Give the number of lines in the listing below that include the word "home", with nothing more.

##############################

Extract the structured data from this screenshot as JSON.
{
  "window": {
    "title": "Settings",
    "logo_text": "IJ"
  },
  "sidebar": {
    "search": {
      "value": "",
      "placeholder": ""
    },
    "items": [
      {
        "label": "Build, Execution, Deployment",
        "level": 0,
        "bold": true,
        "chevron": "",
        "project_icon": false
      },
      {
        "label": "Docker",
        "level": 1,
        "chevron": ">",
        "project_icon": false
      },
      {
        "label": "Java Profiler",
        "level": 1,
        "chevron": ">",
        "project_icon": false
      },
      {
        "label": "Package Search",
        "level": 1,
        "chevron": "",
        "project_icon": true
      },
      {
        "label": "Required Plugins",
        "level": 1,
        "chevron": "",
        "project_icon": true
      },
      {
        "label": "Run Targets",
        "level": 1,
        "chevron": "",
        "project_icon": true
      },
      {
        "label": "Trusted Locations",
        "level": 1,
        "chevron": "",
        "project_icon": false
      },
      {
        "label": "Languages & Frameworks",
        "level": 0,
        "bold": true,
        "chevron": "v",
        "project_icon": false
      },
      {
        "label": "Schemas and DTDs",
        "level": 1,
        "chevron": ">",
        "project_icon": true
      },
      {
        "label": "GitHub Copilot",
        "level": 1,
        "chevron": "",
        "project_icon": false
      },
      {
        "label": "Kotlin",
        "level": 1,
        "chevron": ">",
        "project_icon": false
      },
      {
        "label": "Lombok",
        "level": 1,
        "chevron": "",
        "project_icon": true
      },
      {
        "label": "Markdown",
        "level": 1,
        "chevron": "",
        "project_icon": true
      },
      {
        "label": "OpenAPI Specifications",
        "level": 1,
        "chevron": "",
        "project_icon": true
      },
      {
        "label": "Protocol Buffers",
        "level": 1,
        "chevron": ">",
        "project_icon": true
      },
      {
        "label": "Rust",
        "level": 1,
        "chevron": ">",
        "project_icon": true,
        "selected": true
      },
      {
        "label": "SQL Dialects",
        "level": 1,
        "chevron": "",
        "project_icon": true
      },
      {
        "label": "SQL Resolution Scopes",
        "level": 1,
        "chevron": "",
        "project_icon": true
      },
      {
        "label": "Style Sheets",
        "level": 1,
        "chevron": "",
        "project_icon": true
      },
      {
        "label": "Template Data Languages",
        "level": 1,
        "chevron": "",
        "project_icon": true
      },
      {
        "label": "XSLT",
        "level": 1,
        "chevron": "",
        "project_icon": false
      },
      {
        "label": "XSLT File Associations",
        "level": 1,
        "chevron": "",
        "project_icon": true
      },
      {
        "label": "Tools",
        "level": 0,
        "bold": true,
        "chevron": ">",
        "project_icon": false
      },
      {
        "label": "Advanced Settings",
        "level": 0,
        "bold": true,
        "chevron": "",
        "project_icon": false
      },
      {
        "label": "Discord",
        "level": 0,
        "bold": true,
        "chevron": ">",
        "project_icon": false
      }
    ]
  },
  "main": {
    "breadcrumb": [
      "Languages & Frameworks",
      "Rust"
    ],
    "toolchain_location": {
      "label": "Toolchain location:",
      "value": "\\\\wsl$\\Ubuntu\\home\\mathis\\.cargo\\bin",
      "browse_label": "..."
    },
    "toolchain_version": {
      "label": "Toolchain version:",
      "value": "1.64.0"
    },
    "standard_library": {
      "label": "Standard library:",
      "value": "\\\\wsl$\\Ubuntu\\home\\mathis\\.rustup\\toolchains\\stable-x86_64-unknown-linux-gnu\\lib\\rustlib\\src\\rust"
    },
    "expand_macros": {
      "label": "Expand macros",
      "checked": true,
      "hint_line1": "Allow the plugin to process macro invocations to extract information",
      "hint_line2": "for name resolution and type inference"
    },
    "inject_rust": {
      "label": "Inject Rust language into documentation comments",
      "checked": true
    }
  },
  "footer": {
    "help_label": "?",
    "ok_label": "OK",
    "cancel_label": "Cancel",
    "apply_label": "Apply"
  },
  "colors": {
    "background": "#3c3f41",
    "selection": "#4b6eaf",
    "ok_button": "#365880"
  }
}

##############################

Exercise result:
2